### THE REQUEST
Omit every picture and output the rest of the records exactly as they are.

[Records from a collection of figures]

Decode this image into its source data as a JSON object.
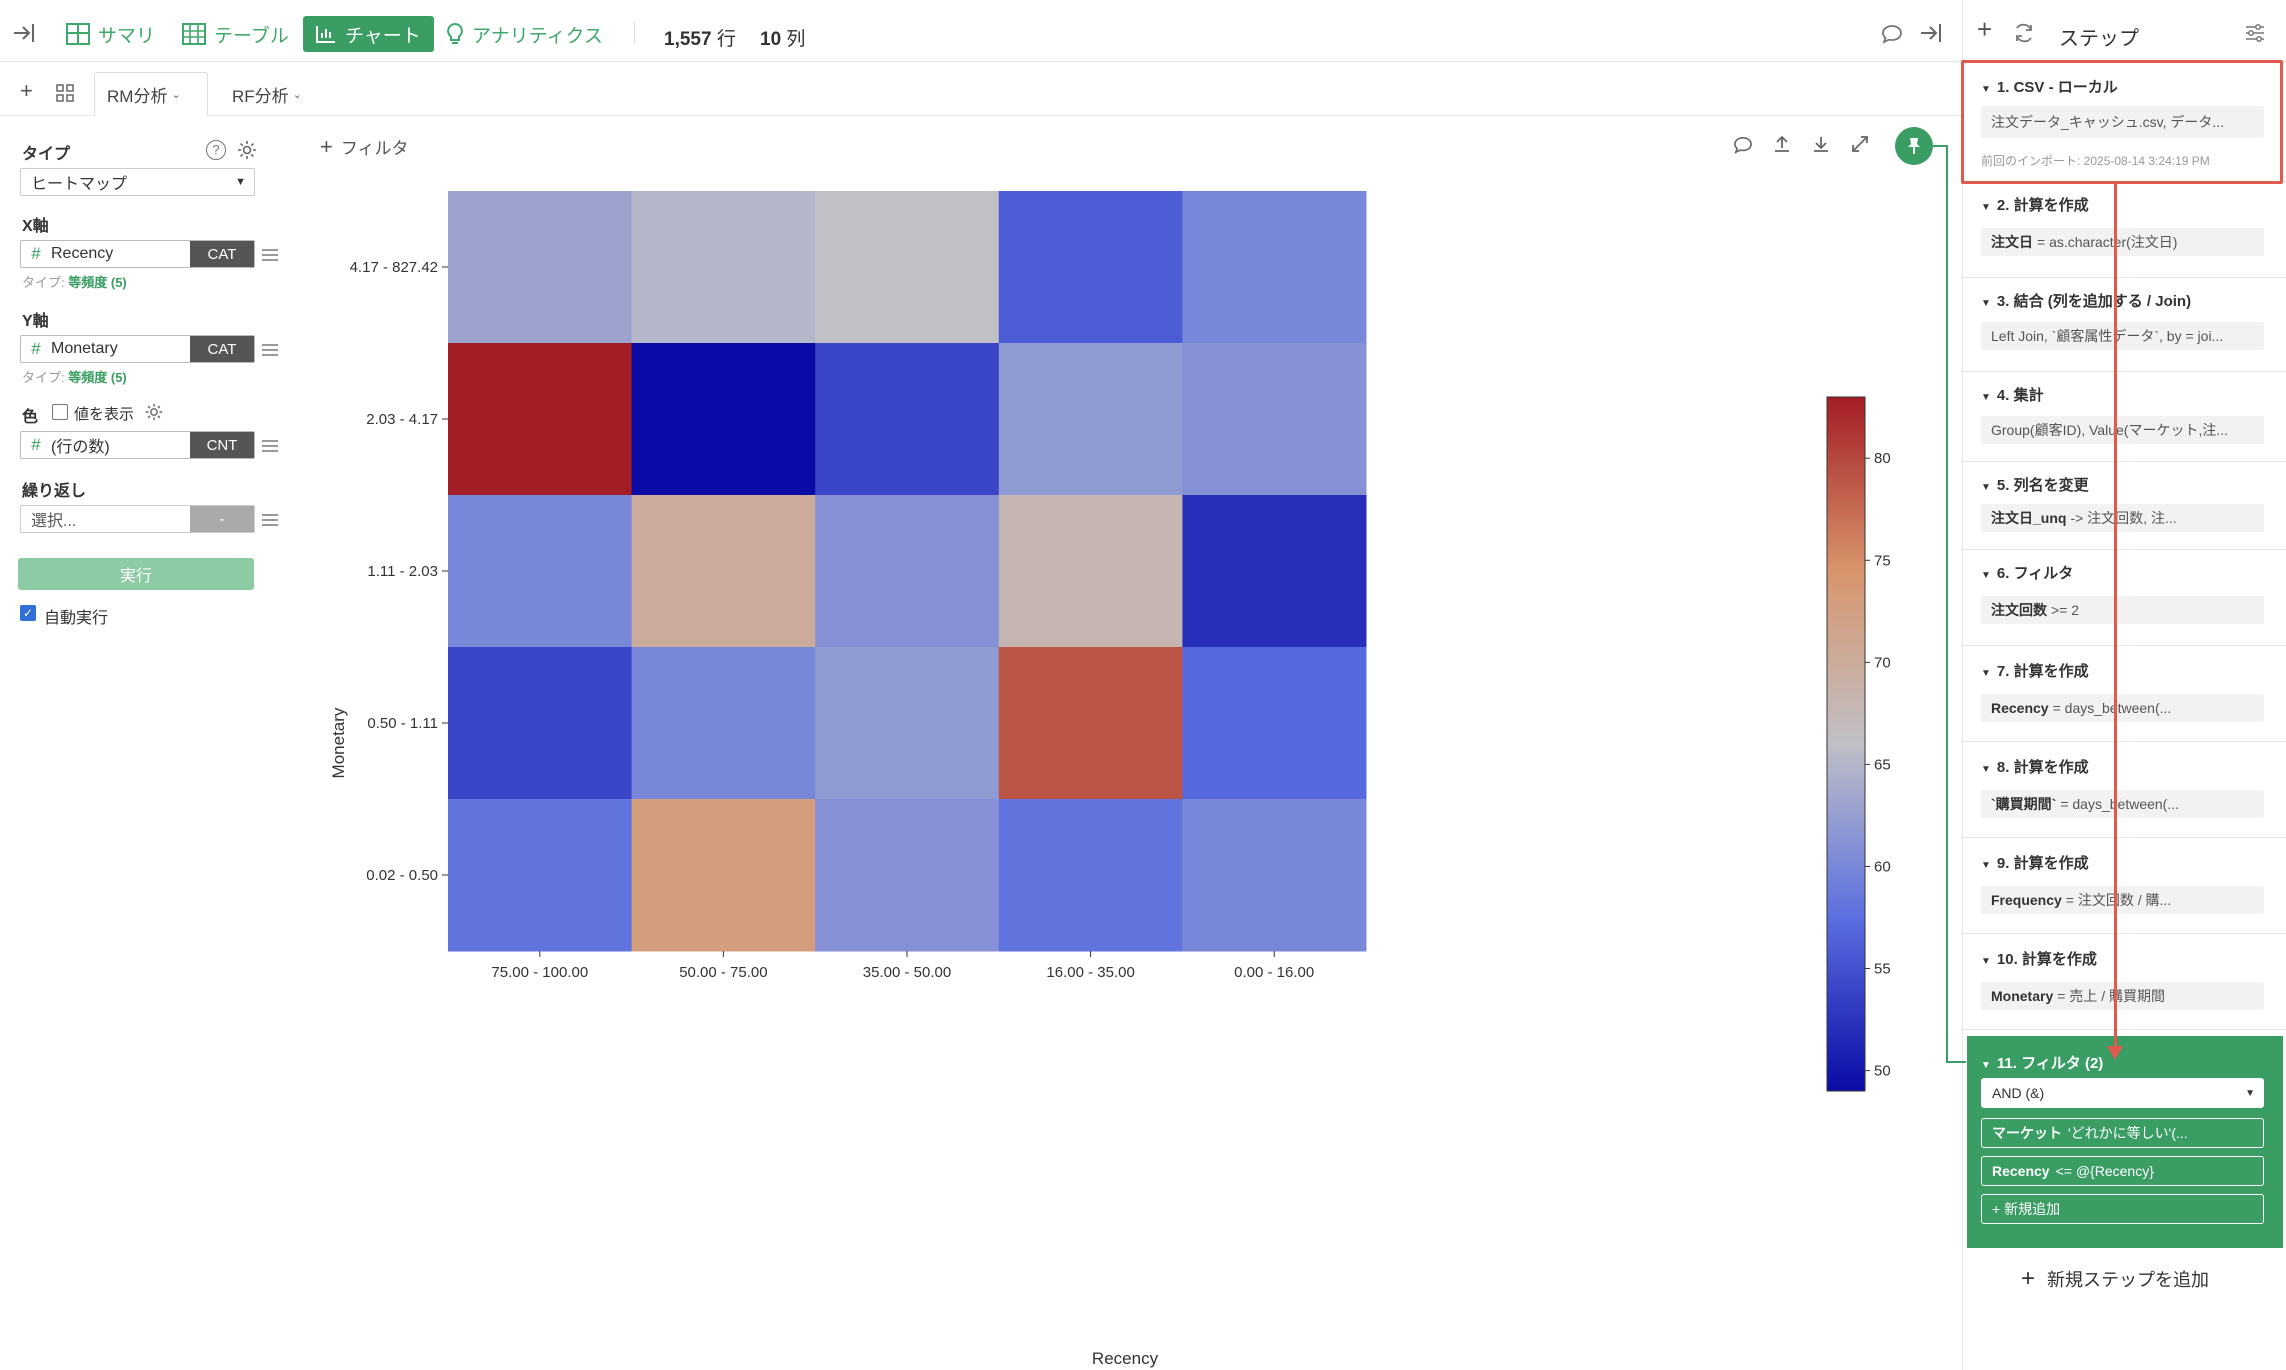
{
  "topbar": {
    "summary": "サマリ",
    "table": "テーブル",
    "chart": "チャート",
    "analytics": "アナリティクス",
    "rows_num": "1,557",
    "rows_unit": "行",
    "cols_num": "10",
    "cols_unit": "列"
  },
  "tabs": [
    {
      "label": "RM分析",
      "active": true
    },
    {
      "label": "RF分析",
      "active": false
    }
  ],
  "config": {
    "type_label": "タイプ",
    "type_value": "ヒートマップ",
    "x_label": "X軸",
    "x_column": "Recency",
    "x_tag": "CAT",
    "x_subtype_prefix": "タイプ:",
    "x_subtype": "等頻度 (5)",
    "y_label": "Y軸",
    "y_column": "Monetary",
    "y_tag": "CAT",
    "y_subtype_prefix": "タイプ:",
    "y_subtype": "等頻度 (5)",
    "color_label": "色",
    "show_values_label": "値を表示",
    "color_column": "(行の数)",
    "color_tag": "CNT",
    "repeat_label": "繰り返し",
    "repeat_placeholder": "選択...",
    "repeat_dash": "-",
    "run_button": "実行",
    "auto_run_label": "自動実行"
  },
  "filter_label": "フィルタ",
  "chart_data": {
    "type": "heatmap",
    "xlabel": "Recency",
    "ylabel": "Monetary",
    "x_categories": [
      "75.00 - 100.00",
      "50.00 - 75.00",
      "35.00 - 50.00",
      "16.00 - 35.00",
      "0.00 - 16.00"
    ],
    "y_categories": [
      "4.17 - 827.42",
      "2.03 - 4.17",
      "1.11 - 2.03",
      "0.50 - 1.11",
      "0.02 - 0.50"
    ],
    "values": [
      [
        63,
        65,
        66,
        56,
        60
      ],
      [
        83,
        49,
        54,
        62,
        61
      ],
      [
        60,
        70,
        61,
        68,
        52
      ],
      [
        54,
        60,
        62,
        79,
        57
      ],
      [
        58,
        73,
        61,
        58,
        60
      ]
    ],
    "colorbar_ticks": [
      80,
      75,
      70,
      65,
      60,
      55,
      50
    ],
    "color_range": [
      49,
      83
    ],
    "colormap": [
      "#0a0aa6",
      "#5b6fe0",
      "#c0c0c6",
      "#d8956c",
      "#a31d24"
    ]
  },
  "steps_panel": {
    "title": "ステップ",
    "steps": [
      {
        "title": "1. CSV - ローカル",
        "body_plain": "注文データ_キャッシュ.csv, データ...",
        "sub": "前回のインポート: 2025-08-14 3:24:19 PM"
      },
      {
        "title": "2. 計算を作成",
        "body_bold": "注文日",
        "body_plain": "= as.character(注文日)"
      },
      {
        "title": "3. 結合 (列を追加する / Join)",
        "body_plain": "Left Join, `顧客属性データ`, by = joi..."
      },
      {
        "title": "4. 集計",
        "body_plain": "Group(顧客ID), Value(マーケット,注..."
      },
      {
        "title": "5. 列名を変更",
        "body_bold": "注文日_unq",
        "body_plain": "-> 注文回数, 注..."
      },
      {
        "title": "6. フィルタ",
        "body_bold": "注文回数",
        "body_plain": ">= 2"
      },
      {
        "title": "7. 計算を作成",
        "body_bold": "Recency",
        "body_plain": "= days_between(..."
      },
      {
        "title": "8. 計算を作成",
        "body_bold": "`購買期間`",
        "body_plain": "= days_between(..."
      },
      {
        "title": "9. 計算を作成",
        "body_bold": "Frequency",
        "body_plain": "= 注文回数 / 購..."
      },
      {
        "title": "10. 計算を作成",
        "body_bold": "Monetary",
        "body_plain": "= 売上 / 購買期間"
      }
    ],
    "active_step": {
      "title": "11. フィルタ (2)",
      "logic": "AND (&)",
      "cond1_bold": "マーケット",
      "cond1_plain": "'どれかに等しい'(...",
      "cond2_bold": "Recency",
      "cond2_plain": "<= @{Recency}",
      "add_new": "+ 新規追加"
    },
    "add_step": "新規ステップを追加"
  },
  "colors": {
    "accent": "#3a9e64",
    "highlight": "#e05a4e",
    "active_step_bg": "#3a9e64"
  }
}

### WRITTEN RESPONSE
Decode this image into its source data as a JSON object.
{
  "topbar": {
    "summary": "サマリ",
    "table": "テーブル",
    "chart": "チャート",
    "analytics": "アナリティクス",
    "rows_num": "1,557",
    "rows_unit": "行",
    "cols_num": "10",
    "cols_unit": "列"
  },
  "tabs": [
    {
      "label": "RM分析",
      "active": true
    },
    {
      "label": "RF分析",
      "active": false
    }
  ],
  "config": {
    "type_label": "タイプ",
    "type_value": "ヒートマップ",
    "x_label": "X軸",
    "x_column": "Recency",
    "x_tag": "CAT",
    "x_subtype_prefix": "タイプ:",
    "x_subtype": "等頻度 (5)",
    "y_label": "Y軸",
    "y_column": "Monetary",
    "y_tag": "CAT",
    "y_subtype_prefix": "タイプ:",
    "y_subtype": "等頻度 (5)",
    "color_label": "色",
    "show_values_label": "値を表示",
    "color_column": "(行の数)",
    "color_tag": "CNT",
    "repeat_label": "繰り返し",
    "repeat_placeholder": "選択...",
    "repeat_dash": "-",
    "run_button": "実行",
    "auto_run_label": "自動実行"
  },
  "filter_label": "フィルタ",
  "chart_data": {
    "type": "heatmap",
    "xlabel": "Recency",
    "ylabel": "Monetary",
    "x_categories": [
      "75.00 - 100.00",
      "50.00 - 75.00",
      "35.00 - 50.00",
      "16.00 - 35.00",
      "0.00 - 16.00"
    ],
    "y_categories": [
      "4.17 - 827.42",
      "2.03 - 4.17",
      "1.11 - 2.03",
      "0.50 - 1.11",
      "0.02 - 0.50"
    ],
    "values": [
      [
        63,
        65,
        66,
        56,
        60
      ],
      [
        83,
        49,
        54,
        62,
        61
      ],
      [
        60,
        70,
        61,
        68,
        52
      ],
      [
        54,
        60,
        62,
        79,
        57
      ],
      [
        58,
        73,
        61,
        58,
        60
      ]
    ],
    "colorbar_ticks": [
      80,
      75,
      70,
      65,
      60,
      55,
      50
    ],
    "color_range": [
      49,
      83
    ],
    "colormap": [
      "#0a0aa6",
      "#5b6fe0",
      "#c0c0c6",
      "#d8956c",
      "#a31d24"
    ]
  },
  "steps_panel": {
    "title": "ステップ",
    "steps": [
      {
        "title": "1. CSV - ローカル",
        "body_plain": "注文データ_キャッシュ.csv, データ...",
        "sub": "前回のインポート: 2025-08-14 3:24:19 PM"
      },
      {
        "title": "2. 計算を作成",
        "body_bold": "注文日",
        "body_plain": "= as.character(注文日)"
      },
      {
        "title": "3. 結合 (列を追加する / Join)",
        "body_plain": "Left Join, `顧客属性データ`, by = joi..."
      },
      {
        "title": "4. 集計",
        "body_plain": "Group(顧客ID), Value(マーケット,注..."
      },
      {
        "title": "5. 列名を変更",
        "body_bold": "注文日_unq",
        "body_plain": "-> 注文回数, 注..."
      },
      {
        "title": "6. フィルタ",
        "body_bold": "注文回数",
        "body_plain": ">= 2"
      },
      {
        "title": "7. 計算を作成",
        "body_bold": "Recency",
        "body_plain": "= days_between(..."
      },
      {
        "title": "8. 計算を作成",
        "body_bold": "`購買期間`",
        "body_plain": "= days_between(..."
      },
      {
        "title": "9. 計算を作成",
        "body_bold": "Frequency",
        "body_plain": "= 注文回数 / 購..."
      },
      {
        "title": "10. 計算を作成",
        "body_bold": "Monetary",
        "body_plain": "= 売上 / 購買期間"
      }
    ],
    "active_step": {
      "title": "11. フィルタ (2)",
      "logic": "AND (&)",
      "cond1_bold": "マーケット",
      "cond1_plain": "'どれかに等しい'(...",
      "cond2_bold": "Recency",
      "cond2_plain": "<= @{Recency}",
      "add_new": "+ 新規追加"
    },
    "add_step": "新規ステップを追加"
  },
  "colors": {
    "accent": "#3a9e64",
    "highlight": "#e05a4e",
    "active_step_bg": "#3a9e64"
  }
}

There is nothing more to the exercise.